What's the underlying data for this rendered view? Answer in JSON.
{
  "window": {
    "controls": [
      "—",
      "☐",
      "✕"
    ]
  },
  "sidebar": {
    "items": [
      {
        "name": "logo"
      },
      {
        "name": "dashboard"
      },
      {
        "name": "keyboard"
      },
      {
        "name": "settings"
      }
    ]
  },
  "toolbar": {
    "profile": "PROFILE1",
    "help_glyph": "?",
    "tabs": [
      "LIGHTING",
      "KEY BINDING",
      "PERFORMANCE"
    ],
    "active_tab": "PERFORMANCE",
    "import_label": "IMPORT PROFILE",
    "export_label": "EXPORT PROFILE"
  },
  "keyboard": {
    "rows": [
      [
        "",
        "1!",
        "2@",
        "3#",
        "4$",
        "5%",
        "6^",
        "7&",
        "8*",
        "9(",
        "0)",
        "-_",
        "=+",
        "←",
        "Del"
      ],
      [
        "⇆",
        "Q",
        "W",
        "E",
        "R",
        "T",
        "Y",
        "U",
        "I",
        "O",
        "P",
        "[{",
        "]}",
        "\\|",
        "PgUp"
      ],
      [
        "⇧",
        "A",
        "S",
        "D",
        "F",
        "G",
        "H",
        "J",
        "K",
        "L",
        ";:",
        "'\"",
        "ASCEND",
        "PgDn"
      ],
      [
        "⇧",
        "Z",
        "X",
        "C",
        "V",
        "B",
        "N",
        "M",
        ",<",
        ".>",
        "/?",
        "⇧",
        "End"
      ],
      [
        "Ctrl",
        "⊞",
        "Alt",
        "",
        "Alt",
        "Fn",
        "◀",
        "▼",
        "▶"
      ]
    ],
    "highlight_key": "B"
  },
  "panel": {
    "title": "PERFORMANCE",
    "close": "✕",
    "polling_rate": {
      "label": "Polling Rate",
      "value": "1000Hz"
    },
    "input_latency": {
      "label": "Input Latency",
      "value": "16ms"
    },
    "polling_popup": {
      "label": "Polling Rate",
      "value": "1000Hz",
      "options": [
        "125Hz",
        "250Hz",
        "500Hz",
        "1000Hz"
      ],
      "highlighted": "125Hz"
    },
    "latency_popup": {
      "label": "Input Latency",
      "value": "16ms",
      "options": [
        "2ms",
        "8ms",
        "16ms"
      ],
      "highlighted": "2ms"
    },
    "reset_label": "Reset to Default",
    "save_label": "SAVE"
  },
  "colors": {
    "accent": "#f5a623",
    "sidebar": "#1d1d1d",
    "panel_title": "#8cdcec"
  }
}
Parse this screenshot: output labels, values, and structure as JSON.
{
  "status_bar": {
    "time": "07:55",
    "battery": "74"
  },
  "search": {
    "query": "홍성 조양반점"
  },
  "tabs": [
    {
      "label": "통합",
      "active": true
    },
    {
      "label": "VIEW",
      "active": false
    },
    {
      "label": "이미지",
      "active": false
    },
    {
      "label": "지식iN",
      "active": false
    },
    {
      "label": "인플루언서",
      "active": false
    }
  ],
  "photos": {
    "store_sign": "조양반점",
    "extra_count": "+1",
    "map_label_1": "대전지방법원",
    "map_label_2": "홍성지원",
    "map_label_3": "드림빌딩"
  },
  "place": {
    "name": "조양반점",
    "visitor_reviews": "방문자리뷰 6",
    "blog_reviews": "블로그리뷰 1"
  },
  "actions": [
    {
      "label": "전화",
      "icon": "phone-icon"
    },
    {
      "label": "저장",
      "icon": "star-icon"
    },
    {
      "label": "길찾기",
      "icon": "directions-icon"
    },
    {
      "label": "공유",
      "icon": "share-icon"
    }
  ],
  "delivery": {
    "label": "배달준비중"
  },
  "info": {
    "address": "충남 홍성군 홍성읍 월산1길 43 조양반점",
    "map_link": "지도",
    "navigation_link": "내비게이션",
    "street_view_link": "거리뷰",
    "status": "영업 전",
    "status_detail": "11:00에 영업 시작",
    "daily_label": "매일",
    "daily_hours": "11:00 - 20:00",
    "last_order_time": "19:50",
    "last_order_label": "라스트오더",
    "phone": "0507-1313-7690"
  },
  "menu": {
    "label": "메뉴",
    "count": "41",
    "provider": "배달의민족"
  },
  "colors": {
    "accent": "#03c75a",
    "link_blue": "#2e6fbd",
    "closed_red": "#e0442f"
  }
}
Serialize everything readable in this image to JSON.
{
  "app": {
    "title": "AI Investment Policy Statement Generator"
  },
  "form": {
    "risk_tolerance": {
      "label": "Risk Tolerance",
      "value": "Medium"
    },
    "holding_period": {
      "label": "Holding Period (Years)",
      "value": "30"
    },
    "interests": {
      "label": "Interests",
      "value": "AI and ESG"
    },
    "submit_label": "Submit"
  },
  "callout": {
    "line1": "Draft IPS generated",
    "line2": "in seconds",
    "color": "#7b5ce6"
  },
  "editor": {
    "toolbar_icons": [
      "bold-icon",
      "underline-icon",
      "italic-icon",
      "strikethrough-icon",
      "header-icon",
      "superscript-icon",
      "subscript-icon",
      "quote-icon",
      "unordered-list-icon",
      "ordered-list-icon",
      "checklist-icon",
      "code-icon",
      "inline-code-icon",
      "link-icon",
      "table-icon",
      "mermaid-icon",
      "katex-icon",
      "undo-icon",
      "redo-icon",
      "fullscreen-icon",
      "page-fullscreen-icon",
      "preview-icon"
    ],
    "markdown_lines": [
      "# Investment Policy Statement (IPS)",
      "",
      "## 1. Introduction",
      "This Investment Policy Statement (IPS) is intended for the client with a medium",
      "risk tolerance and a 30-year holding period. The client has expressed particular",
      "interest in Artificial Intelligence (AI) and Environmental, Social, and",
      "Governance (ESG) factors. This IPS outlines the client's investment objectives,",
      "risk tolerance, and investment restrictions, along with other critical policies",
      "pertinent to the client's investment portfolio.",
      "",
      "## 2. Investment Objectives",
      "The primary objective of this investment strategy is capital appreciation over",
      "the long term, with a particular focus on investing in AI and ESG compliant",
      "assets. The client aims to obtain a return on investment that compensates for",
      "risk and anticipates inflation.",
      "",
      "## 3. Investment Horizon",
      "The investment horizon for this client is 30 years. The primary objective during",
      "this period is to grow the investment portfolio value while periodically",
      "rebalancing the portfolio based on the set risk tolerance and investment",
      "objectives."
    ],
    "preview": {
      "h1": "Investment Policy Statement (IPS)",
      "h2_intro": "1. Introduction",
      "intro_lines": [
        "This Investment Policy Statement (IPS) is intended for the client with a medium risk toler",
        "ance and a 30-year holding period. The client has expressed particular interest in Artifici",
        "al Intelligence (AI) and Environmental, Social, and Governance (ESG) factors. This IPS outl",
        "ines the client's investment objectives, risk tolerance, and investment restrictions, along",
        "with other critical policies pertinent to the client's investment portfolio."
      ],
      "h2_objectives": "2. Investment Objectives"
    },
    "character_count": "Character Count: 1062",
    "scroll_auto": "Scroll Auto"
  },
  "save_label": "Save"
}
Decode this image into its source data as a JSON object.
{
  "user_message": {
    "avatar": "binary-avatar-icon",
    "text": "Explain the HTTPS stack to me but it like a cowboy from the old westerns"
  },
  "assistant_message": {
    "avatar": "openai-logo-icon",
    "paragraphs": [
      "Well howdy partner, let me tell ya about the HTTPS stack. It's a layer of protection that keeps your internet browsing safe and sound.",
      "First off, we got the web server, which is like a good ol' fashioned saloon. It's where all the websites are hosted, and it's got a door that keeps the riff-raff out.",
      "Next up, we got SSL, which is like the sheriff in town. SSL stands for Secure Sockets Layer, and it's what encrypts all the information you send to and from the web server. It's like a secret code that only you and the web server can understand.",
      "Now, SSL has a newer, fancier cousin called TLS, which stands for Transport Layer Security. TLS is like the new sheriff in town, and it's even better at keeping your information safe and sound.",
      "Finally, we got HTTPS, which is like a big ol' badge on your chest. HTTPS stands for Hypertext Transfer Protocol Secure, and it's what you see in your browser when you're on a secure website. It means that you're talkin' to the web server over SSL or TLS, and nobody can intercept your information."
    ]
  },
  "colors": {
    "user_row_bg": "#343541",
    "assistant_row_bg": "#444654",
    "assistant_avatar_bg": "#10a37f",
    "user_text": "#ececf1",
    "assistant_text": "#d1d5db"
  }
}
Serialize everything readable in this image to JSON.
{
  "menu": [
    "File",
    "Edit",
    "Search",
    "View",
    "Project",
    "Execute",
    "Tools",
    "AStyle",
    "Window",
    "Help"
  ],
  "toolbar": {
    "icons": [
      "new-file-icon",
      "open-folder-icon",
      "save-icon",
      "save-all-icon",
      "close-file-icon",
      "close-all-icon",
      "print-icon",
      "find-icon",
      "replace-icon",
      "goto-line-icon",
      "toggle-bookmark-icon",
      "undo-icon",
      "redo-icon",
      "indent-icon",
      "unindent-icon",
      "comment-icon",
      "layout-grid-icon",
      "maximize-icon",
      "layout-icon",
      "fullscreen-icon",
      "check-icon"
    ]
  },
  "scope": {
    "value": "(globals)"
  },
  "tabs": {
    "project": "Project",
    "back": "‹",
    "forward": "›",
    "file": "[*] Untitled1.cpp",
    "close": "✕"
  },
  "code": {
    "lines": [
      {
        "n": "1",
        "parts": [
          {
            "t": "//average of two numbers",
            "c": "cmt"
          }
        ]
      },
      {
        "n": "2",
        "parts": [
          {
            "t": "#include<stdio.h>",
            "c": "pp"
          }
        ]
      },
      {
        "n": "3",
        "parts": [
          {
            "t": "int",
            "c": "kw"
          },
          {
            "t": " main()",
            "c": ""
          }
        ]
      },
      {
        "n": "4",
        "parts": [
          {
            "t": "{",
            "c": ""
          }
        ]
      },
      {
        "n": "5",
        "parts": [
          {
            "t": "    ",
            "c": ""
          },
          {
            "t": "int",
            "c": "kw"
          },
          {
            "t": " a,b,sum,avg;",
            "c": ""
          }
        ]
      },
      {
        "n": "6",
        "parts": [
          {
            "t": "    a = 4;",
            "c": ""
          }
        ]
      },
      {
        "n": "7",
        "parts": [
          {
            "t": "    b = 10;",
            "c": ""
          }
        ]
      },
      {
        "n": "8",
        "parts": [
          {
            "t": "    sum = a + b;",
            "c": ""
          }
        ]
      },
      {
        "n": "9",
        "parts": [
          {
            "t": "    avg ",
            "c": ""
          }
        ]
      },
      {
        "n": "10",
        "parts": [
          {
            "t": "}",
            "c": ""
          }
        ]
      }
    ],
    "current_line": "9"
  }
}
━━━━━━
# [Prompt]
Gather all lines with the string "information" from the data.

# [Complete output]
      "Next up, we got SSL, which is like the sheriff in town. SSL stands for Secure Sockets Layer, and it's what encrypts all the information you send to and from the web server. It's like a secret code that only you and the web server can understand.",
      "Now, SSL has a newer, fancier cousin called TLS, which stands for Transport Layer Security. TLS is like the new sheriff in town, and it's even better at keeping your information safe and sound.",
      "Finally, we got HTTPS, which is like a big ol' badge on your chest. HTTPS stands for Hypertext Transfer Protocol Secure, and it's what you see in your browser when you're on a secure website. It means that you're talkin' to the web server over SSL or TLS, and nobody can intercept your information."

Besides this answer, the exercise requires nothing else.